Exercise directions:
Restate each line word for word. Leave out every picture.

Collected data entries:
┌────────
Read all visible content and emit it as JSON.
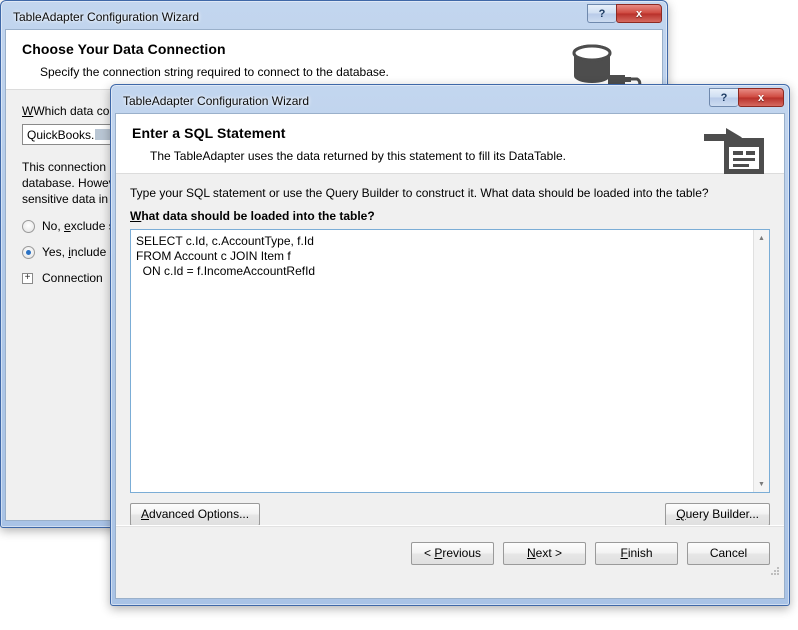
{
  "background_window": {
    "title": "TableAdapter Configuration Wizard",
    "caption_buttons": {
      "help": "?",
      "close": "x"
    },
    "header": {
      "title": "Choose Your Data Connection",
      "subtitle": "Specify the connection string required to connect to the database.",
      "icon": "database-connection-icon"
    },
    "connection_label": "Which data connection should your application use to connect to the database?",
    "connection_label_short": "Which data conn",
    "connection_value": "QuickBooks.",
    "description": "This connection string appears to contain sensitive data that is required to connect to the database. However, storing sensitive data in the connection string can be a security risk. Do you want to include this sensitive data in the connection string?",
    "description_lines": [
      "This connection ",
      "database. Howev",
      "sensitive data in"
    ],
    "radio_exclude": "No, exclude sensitive data from the connection string. I will set this information in my application code.",
    "radio_exclude_short": "No, exclude s",
    "radio_include": "Yes, include sensitive data in the connection string.",
    "radio_include_short": "Yes, include s",
    "radio_selected": "include",
    "expander_label": "Connection string",
    "expander_label_short": "Connection ",
    "expander_glyph": "+"
  },
  "foreground_dialog": {
    "title": "TableAdapter Configuration Wizard",
    "caption_buttons": {
      "help": "?",
      "close": "x"
    },
    "header": {
      "title": "Enter a SQL Statement",
      "subtitle": "The TableAdapter uses the data returned by this statement to fill its DataTable.",
      "icon": "sql-statement-icon"
    },
    "intro_text": "Type your SQL statement or use the Query Builder to construct it. What data should be loaded into the table?",
    "query_label": "What data should be loaded into the table?",
    "sql_statement": "SELECT c.Id, c.AccountType, f.Id\nFROM Account c JOIN Item f\n  ON c.Id = f.IncomeAccountRefId",
    "scrollbar": {
      "up_glyph": "▲",
      "down_glyph": "▼"
    },
    "buttons": {
      "advanced_options": "Advanced Options...",
      "query_builder": "Query Builder...",
      "previous": "< Previous",
      "next": "Next >",
      "finish": "Finish",
      "cancel": "Cancel"
    }
  },
  "colors": {
    "title_bar_blue": "#b2cae9",
    "window_border": "#3f68a8",
    "client_bg": "#f0f0f0",
    "close_red": "#cf4a40",
    "radio_dot": "#2a72c4",
    "textarea_border": "#7badd6"
  }
}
└────────
Full answer:
Read all visible content and emit it as JSON.
{
  "background_window": {
    "title": "TableAdapter Configuration Wizard",
    "caption_buttons": {
      "help": "?",
      "close": "x"
    },
    "header": {
      "title": "Choose Your Data Connection",
      "subtitle": "Specify the connection string required to connect to the database.",
      "icon": "database-connection-icon"
    },
    "connection_label": "Which data connection should your application use to connect to the database?",
    "connection_label_short": "Which data conn",
    "connection_value": "QuickBooks.",
    "description": "This connection string appears to contain sensitive data that is required to connect to the database. However, storing sensitive data in the connection string can be a security risk. Do you want to include this sensitive data in the connection string?",
    "description_lines": [
      "This connection ",
      "database. Howev",
      "sensitive data in"
    ],
    "radio_exclude": "No, exclude sensitive data from the connection string. I will set this information in my application code.",
    "radio_exclude_short": "No, exclude s",
    "radio_include": "Yes, include sensitive data in the connection string.",
    "radio_include_short": "Yes, include s",
    "radio_selected": "include",
    "expander_label": "Connection string",
    "expander_label_short": "Connection ",
    "expander_glyph": "+"
  },
  "foreground_dialog": {
    "title": "TableAdapter Configuration Wizard",
    "caption_buttons": {
      "help": "?",
      "close": "x"
    },
    "header": {
      "title": "Enter a SQL Statement",
      "subtitle": "The TableAdapter uses the data returned by this statement to fill its DataTable.",
      "icon": "sql-statement-icon"
    },
    "intro_text": "Type your SQL statement or use the Query Builder to construct it. What data should be loaded into the table?",
    "query_label": "What data should be loaded into the table?",
    "sql_statement": "SELECT c.Id, c.AccountType, f.Id\nFROM Account c JOIN Item f\n  ON c.Id = f.IncomeAccountRefId",
    "scrollbar": {
      "up_glyph": "▲",
      "down_glyph": "▼"
    },
    "buttons": {
      "advanced_options": "Advanced Options...",
      "query_builder": "Query Builder...",
      "previous": "< Previous",
      "next": "Next >",
      "finish": "Finish",
      "cancel": "Cancel"
    }
  },
  "colors": {
    "title_bar_blue": "#b2cae9",
    "window_border": "#3f68a8",
    "client_bg": "#f0f0f0",
    "close_red": "#cf4a40",
    "radio_dot": "#2a72c4",
    "textarea_border": "#7badd6"
  }
}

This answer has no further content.